═══ Data to use ═══

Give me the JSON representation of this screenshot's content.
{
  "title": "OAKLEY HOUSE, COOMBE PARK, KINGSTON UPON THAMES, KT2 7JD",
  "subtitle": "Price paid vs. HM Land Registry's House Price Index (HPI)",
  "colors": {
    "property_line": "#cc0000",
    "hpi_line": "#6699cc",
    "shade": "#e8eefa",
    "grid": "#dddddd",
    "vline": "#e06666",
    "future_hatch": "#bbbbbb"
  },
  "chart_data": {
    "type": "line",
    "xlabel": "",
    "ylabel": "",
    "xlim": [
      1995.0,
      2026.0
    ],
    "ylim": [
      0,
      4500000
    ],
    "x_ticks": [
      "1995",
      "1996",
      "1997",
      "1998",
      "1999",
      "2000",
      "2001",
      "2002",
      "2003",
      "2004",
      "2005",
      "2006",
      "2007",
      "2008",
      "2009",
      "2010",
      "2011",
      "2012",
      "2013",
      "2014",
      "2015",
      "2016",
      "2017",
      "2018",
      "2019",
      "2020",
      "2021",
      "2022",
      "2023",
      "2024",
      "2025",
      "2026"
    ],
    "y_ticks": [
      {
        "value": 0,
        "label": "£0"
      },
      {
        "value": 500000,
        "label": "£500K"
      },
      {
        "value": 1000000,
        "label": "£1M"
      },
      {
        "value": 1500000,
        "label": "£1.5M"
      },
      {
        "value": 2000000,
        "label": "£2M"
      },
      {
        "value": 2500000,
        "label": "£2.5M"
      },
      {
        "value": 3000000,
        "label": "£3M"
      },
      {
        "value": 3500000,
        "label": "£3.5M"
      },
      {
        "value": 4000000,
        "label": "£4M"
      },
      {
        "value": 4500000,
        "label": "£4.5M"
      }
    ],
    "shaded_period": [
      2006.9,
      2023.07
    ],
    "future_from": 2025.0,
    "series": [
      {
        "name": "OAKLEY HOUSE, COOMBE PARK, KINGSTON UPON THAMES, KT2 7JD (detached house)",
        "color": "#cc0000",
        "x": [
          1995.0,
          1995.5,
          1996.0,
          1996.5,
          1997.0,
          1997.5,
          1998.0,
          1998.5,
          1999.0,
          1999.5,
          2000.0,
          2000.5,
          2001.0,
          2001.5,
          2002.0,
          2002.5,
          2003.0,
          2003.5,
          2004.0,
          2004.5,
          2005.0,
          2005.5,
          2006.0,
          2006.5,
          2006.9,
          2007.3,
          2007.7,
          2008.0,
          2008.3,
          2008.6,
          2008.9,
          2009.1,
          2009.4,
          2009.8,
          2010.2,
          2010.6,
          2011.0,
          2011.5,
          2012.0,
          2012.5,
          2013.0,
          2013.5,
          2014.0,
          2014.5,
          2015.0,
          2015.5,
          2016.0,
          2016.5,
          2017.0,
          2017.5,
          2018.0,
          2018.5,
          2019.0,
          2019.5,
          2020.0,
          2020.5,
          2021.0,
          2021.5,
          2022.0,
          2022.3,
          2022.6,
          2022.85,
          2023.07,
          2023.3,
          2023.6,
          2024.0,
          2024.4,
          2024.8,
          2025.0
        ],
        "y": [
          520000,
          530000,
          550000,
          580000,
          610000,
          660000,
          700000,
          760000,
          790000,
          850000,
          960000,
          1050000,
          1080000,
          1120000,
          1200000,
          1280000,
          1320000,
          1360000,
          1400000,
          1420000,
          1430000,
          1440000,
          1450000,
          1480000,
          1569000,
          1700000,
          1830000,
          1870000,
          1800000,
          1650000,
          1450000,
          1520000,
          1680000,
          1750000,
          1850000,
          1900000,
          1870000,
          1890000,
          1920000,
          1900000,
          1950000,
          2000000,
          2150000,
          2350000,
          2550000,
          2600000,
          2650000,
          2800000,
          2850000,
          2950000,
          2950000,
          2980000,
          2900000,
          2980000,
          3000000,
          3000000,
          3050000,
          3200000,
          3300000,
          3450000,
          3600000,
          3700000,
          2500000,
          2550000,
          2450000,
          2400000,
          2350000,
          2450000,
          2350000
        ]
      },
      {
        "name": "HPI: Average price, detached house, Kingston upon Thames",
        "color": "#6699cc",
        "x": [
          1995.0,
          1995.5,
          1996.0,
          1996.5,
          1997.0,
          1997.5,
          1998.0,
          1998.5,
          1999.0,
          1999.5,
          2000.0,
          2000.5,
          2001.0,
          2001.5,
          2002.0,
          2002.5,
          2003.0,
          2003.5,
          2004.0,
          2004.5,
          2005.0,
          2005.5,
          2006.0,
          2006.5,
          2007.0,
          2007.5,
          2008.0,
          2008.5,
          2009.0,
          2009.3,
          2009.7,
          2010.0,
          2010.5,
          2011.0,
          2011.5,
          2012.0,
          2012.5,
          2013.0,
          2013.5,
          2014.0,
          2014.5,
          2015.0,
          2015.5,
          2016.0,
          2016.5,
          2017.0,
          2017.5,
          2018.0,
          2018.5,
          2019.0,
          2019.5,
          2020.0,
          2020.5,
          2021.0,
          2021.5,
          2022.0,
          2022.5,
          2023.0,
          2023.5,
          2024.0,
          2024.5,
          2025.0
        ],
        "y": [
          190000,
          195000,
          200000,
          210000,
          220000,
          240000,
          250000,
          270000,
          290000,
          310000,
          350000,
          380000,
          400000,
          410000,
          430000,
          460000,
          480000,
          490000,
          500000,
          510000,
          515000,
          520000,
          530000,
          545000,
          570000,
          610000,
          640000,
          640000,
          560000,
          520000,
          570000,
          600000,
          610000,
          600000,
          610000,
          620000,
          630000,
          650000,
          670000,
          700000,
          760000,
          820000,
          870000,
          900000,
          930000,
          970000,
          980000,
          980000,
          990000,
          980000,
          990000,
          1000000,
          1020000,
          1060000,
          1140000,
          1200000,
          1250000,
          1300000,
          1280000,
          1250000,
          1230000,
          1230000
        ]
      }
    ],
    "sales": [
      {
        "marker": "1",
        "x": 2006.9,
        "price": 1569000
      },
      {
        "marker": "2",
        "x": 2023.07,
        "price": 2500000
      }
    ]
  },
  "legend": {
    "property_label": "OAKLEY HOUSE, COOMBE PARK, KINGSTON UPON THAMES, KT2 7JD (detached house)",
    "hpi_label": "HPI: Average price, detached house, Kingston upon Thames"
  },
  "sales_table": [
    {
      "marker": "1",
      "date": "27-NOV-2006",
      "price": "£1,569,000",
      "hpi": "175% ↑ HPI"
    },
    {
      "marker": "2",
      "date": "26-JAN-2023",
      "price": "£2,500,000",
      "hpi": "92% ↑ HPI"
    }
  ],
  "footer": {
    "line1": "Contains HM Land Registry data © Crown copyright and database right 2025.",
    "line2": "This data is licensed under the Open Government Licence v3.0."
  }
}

═══

In how many lines of the data does the string "PARK" appear? Give only the number.

3